> **Exercise goal**
Extract the lines that carry the string "JSON" from the listing.

> **Source records**
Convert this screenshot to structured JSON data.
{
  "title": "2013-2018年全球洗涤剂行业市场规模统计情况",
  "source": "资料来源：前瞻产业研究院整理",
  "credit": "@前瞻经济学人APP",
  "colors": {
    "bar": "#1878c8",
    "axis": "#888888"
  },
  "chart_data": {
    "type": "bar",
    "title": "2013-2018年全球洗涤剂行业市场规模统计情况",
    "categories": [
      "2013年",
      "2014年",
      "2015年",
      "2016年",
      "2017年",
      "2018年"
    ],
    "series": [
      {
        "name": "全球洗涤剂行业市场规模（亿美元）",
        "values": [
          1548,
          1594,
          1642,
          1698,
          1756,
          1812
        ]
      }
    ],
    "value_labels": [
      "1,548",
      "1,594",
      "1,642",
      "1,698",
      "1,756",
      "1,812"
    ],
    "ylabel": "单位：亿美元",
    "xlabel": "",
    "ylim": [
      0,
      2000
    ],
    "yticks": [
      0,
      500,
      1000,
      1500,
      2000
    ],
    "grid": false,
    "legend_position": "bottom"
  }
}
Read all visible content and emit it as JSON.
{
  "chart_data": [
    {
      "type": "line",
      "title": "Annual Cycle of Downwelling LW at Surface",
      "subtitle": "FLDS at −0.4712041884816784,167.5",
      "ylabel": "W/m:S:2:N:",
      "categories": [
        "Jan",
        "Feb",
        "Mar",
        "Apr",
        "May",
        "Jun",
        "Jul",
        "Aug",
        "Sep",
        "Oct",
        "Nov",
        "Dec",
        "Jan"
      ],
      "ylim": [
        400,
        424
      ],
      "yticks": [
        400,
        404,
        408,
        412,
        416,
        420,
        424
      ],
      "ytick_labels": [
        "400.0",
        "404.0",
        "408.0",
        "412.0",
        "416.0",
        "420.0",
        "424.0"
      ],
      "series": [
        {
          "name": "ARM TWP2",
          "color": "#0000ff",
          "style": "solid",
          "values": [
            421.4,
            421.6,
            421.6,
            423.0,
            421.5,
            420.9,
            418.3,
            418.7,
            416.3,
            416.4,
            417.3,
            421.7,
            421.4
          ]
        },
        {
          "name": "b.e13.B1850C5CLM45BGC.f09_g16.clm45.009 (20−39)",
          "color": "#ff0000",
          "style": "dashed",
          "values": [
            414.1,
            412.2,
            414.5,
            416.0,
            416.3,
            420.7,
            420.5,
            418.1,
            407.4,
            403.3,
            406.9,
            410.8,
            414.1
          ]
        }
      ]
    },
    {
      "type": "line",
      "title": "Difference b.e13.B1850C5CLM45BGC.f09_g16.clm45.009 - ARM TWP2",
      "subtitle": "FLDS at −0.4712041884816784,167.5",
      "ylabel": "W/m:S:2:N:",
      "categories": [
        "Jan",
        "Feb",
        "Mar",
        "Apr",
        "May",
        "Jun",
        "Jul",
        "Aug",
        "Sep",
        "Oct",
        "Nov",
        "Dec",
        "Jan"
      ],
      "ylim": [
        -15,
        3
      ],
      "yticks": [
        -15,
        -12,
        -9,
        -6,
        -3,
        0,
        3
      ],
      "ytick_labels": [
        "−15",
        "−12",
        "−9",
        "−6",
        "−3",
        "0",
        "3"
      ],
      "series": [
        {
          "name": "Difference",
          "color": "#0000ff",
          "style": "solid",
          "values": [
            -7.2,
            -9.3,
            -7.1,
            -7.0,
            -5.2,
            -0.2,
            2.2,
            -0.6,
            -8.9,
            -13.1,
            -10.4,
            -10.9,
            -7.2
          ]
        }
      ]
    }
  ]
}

> **Solution to the exercise**
Convert this screenshot to structured JSON data.
Read all visible content and emit it as JSON.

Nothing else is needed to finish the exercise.